A block of data
— START —

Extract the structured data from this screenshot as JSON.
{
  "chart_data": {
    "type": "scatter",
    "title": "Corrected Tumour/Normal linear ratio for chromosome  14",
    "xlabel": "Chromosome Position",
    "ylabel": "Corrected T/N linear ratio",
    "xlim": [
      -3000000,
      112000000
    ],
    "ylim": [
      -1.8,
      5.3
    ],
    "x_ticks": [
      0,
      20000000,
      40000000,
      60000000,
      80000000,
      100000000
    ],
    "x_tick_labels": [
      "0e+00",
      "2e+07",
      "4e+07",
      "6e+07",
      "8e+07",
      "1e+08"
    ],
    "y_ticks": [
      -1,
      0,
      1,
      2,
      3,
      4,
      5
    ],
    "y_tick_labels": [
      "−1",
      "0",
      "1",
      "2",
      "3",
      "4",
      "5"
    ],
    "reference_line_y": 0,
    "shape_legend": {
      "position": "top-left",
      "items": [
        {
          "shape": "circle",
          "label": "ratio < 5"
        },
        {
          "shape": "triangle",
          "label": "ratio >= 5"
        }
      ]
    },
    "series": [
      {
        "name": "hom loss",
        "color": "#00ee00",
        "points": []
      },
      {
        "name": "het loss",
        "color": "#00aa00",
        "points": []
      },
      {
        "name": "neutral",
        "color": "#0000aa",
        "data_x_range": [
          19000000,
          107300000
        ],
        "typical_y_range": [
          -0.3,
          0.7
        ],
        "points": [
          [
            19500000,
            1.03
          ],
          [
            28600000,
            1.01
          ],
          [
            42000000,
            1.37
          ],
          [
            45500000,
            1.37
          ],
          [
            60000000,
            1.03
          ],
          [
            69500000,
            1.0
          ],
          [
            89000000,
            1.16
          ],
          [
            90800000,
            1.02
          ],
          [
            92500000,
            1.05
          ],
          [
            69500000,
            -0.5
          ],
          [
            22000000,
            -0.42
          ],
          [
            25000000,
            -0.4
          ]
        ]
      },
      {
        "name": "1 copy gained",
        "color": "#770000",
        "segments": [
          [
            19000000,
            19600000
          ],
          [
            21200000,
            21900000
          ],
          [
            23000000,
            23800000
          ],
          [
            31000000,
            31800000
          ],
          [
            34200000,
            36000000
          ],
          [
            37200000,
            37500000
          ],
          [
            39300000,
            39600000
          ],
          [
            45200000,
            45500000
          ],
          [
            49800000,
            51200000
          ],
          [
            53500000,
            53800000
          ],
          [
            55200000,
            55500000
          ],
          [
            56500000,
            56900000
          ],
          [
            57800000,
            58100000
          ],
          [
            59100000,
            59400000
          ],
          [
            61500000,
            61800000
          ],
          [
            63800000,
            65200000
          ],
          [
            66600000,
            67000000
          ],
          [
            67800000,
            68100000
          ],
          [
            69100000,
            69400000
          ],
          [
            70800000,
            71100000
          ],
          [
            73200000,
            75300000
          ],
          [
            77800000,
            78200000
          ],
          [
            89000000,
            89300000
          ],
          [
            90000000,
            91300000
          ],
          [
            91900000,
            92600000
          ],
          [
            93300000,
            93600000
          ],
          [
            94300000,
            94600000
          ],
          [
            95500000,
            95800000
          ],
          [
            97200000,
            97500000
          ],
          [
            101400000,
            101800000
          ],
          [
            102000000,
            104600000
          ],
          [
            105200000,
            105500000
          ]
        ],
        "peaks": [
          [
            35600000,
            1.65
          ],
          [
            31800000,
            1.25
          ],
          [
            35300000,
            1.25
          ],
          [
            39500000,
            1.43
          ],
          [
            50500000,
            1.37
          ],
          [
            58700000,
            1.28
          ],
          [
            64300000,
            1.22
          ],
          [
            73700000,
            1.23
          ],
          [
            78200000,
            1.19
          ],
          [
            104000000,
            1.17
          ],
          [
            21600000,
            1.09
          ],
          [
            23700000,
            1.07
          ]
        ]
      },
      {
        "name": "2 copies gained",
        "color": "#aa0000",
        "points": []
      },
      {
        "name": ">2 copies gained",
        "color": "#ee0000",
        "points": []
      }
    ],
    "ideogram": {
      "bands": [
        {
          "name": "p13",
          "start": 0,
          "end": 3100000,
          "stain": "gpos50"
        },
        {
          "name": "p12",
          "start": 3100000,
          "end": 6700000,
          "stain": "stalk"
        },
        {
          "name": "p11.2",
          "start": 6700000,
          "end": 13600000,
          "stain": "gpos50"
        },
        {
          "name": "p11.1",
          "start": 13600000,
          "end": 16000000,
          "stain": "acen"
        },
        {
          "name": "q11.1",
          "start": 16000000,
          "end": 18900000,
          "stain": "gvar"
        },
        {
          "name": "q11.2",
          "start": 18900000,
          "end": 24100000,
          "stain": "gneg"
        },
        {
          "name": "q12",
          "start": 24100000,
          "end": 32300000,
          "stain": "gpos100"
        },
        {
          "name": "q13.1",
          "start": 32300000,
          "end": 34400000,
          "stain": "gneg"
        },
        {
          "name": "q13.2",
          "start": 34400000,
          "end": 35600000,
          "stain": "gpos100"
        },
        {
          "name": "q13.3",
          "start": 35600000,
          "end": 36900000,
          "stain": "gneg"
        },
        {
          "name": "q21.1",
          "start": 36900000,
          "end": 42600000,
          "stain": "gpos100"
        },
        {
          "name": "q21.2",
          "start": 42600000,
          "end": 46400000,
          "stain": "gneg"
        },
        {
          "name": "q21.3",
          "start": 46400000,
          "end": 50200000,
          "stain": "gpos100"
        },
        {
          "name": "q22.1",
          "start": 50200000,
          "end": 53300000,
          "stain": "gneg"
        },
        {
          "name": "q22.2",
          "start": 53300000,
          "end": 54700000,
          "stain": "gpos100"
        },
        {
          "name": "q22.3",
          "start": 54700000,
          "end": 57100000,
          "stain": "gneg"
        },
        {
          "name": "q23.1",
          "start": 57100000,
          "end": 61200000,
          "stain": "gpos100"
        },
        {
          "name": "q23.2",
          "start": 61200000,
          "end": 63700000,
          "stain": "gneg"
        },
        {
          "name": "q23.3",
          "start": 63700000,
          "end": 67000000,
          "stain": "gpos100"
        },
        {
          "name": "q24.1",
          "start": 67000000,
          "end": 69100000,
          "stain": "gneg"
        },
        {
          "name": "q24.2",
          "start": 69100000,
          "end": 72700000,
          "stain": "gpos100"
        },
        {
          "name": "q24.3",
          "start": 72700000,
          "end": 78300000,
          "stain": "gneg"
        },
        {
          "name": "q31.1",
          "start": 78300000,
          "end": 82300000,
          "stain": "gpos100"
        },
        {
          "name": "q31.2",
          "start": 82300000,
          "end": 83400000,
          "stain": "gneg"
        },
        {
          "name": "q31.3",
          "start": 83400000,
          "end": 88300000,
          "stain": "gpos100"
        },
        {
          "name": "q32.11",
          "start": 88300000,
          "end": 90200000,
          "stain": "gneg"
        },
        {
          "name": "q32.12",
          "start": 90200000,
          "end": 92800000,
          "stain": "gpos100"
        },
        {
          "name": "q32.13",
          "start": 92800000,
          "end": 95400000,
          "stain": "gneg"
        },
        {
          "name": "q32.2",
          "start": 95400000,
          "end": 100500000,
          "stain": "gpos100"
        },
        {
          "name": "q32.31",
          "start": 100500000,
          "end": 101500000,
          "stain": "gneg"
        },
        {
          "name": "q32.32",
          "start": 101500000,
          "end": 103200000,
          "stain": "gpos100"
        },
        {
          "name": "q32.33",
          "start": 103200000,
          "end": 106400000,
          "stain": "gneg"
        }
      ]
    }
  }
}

— END —

# Aim of the task
Make a list of all lines in the data that contain "color".

# Exercise answer
        "color": "#00ee00",
        "color": "#00aa00",
        "color": "#0000aa",
        "color": "#770000",
        "color": "#aa0000",
        "color": "#ee0000",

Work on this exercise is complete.